## DESCRIPTION OF THE TASK
Copy all lines below exactly as written. Leave pictures out.
## START
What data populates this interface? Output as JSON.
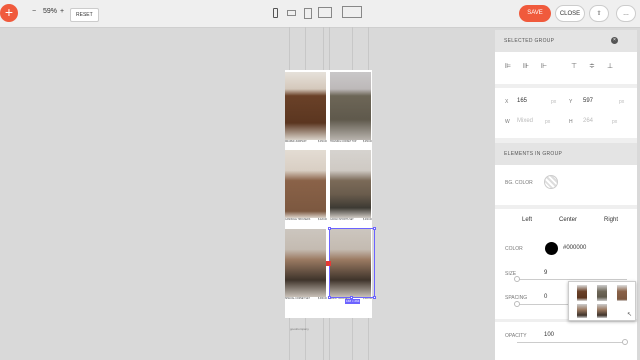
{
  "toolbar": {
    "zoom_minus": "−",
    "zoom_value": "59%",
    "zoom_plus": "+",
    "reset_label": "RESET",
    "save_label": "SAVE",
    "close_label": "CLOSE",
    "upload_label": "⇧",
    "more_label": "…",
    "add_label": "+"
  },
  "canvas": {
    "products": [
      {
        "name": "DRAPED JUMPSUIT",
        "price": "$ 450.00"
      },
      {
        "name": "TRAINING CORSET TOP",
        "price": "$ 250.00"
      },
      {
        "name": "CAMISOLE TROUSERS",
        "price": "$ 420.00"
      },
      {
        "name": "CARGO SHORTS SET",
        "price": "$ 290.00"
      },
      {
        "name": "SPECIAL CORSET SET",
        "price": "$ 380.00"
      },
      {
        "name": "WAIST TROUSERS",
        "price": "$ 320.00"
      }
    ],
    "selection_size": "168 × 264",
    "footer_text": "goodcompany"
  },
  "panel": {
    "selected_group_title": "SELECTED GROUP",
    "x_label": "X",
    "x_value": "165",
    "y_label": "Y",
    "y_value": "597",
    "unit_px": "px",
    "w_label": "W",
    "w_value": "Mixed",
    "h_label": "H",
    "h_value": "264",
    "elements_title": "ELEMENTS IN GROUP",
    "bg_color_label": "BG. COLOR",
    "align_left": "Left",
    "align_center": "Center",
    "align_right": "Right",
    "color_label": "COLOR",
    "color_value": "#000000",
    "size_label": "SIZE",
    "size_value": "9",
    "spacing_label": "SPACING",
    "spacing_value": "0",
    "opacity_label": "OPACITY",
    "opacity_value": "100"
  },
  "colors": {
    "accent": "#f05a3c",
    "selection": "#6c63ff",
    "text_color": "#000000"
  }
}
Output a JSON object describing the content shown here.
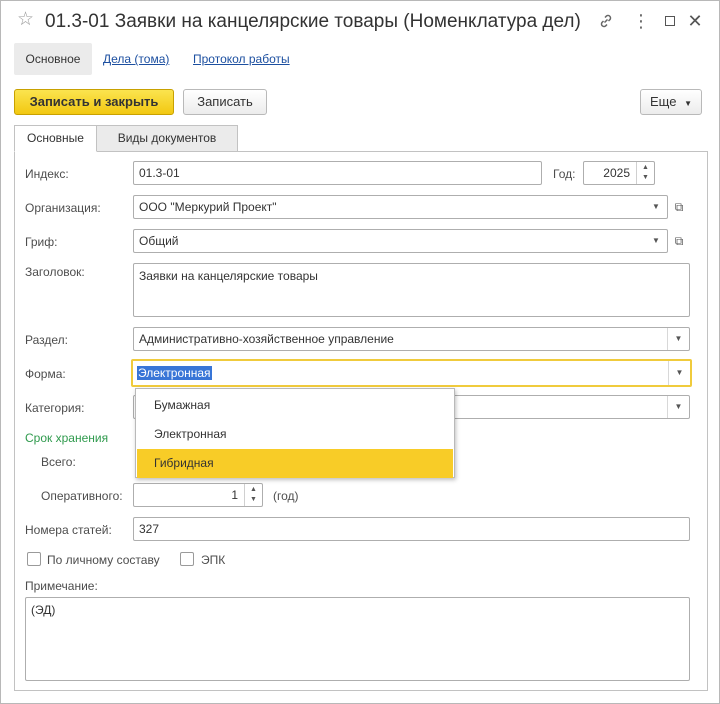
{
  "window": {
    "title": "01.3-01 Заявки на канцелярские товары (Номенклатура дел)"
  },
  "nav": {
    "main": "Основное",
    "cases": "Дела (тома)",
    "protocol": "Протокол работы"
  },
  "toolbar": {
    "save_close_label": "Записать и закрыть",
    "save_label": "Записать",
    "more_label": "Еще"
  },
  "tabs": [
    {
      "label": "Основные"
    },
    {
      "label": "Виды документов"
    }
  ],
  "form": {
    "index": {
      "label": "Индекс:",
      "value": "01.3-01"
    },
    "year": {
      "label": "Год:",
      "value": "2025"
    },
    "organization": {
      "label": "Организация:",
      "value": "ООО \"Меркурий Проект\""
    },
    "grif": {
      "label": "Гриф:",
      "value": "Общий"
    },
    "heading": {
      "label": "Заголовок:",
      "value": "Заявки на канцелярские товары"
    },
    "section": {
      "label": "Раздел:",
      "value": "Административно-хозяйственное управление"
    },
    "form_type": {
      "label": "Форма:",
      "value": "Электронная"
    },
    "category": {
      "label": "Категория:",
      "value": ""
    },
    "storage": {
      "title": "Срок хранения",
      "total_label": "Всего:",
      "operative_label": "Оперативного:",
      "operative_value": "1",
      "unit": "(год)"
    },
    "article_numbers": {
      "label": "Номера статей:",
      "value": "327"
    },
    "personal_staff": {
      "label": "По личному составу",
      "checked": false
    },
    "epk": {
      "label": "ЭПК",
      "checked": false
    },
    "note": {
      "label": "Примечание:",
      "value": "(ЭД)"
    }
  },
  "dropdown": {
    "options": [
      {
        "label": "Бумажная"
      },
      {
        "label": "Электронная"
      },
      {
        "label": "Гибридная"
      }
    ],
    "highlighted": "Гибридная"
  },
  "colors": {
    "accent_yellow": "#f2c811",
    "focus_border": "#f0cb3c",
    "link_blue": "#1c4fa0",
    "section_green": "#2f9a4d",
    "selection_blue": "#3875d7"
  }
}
## END
## OUTPUT FOR THIS TASK
What data populates this interface? Output as JSON.
{
  "toolbar": {
    "zoom_minus": "−",
    "zoom_value": "59%",
    "zoom_plus": "+",
    "reset_label": "RESET",
    "save_label": "SAVE",
    "close_label": "CLOSE",
    "upload_label": "⇧",
    "more_label": "…",
    "add_label": "+"
  },
  "canvas": {
    "products": [
      {
        "name": "DRAPED JUMPSUIT",
        "price": "$ 450.00"
      },
      {
        "name": "TRAINING CORSET TOP",
        "price": "$ 250.00"
      },
      {
        "name": "CAMISOLE TROUSERS",
        "price": "$ 420.00"
      },
      {
        "name": "CARGO SHORTS SET",
        "price": "$ 290.00"
      },
      {
        "name": "SPECIAL CORSET SET",
        "price": "$ 380.00"
      },
      {
        "name": "WAIST TROUSERS",
        "price": "$ 320.00"
      }
    ],
    "selection_size": "168 × 264",
    "footer_text": "goodcompany"
  },
  "panel": {
    "selected_group_title": "SELECTED GROUP",
    "x_label": "X",
    "x_value": "165",
    "y_label": "Y",
    "y_value": "597",
    "unit_px": "px",
    "w_label": "W",
    "w_value": "Mixed",
    "h_label": "H",
    "h_value": "264",
    "elements_title": "ELEMENTS IN GROUP",
    "bg_color_label": "BG. COLOR",
    "align_left": "Left",
    "align_center": "Center",
    "align_right": "Right",
    "color_label": "COLOR",
    "color_value": "#000000",
    "size_label": "SIZE",
    "size_value": "9",
    "spacing_label": "SPACING",
    "spacing_value": "0",
    "opacity_label": "OPACITY",
    "opacity_value": "100"
  },
  "colors": {
    "accent": "#f05a3c",
    "selection": "#6c63ff",
    "text_color": "#000000"
  }
}
Output a JSON object describing the content shown here.
{
  "window": {
    "title": "01.3-01 Заявки на канцелярские товары (Номенклатура дел)"
  },
  "nav": {
    "main": "Основное",
    "cases": "Дела (тома)",
    "protocol": "Протокол работы"
  },
  "toolbar": {
    "save_close_label": "Записать и закрыть",
    "save_label": "Записать",
    "more_label": "Еще"
  },
  "tabs": [
    {
      "label": "Основные"
    },
    {
      "label": "Виды документов"
    }
  ],
  "form": {
    "index": {
      "label": "Индекс:",
      "value": "01.3-01"
    },
    "year": {
      "label": "Год:",
      "value": "2025"
    },
    "organization": {
      "label": "Организация:",
      "value": "ООО \"Меркурий Проект\""
    },
    "grif": {
      "label": "Гриф:",
      "value": "Общий"
    },
    "heading": {
      "label": "Заголовок:",
      "value": "Заявки на канцелярские товары"
    },
    "section": {
      "label": "Раздел:",
      "value": "Административно-хозяйственное управление"
    },
    "form_type": {
      "label": "Форма:",
      "value": "Электронная"
    },
    "category": {
      "label": "Категория:",
      "value": ""
    },
    "storage": {
      "title": "Срок хранения",
      "total_label": "Всего:",
      "operative_label": "Оперативного:",
      "operative_value": "1",
      "unit": "(год)"
    },
    "article_numbers": {
      "label": "Номера статей:",
      "value": "327"
    },
    "personal_staff": {
      "label": "По личному составу",
      "checked": false
    },
    "epk": {
      "label": "ЭПК",
      "checked": false
    },
    "note": {
      "label": "Примечание:",
      "value": "(ЭД)"
    }
  },
  "dropdown": {
    "options": [
      {
        "label": "Бумажная"
      },
      {
        "label": "Электронная"
      },
      {
        "label": "Гибридная"
      }
    ],
    "highlighted": "Гибридная"
  },
  "colors": {
    "accent_yellow": "#f2c811",
    "focus_border": "#f0cb3c",
    "link_blue": "#1c4fa0",
    "section_green": "#2f9a4d",
    "selection_blue": "#3875d7"
  }
}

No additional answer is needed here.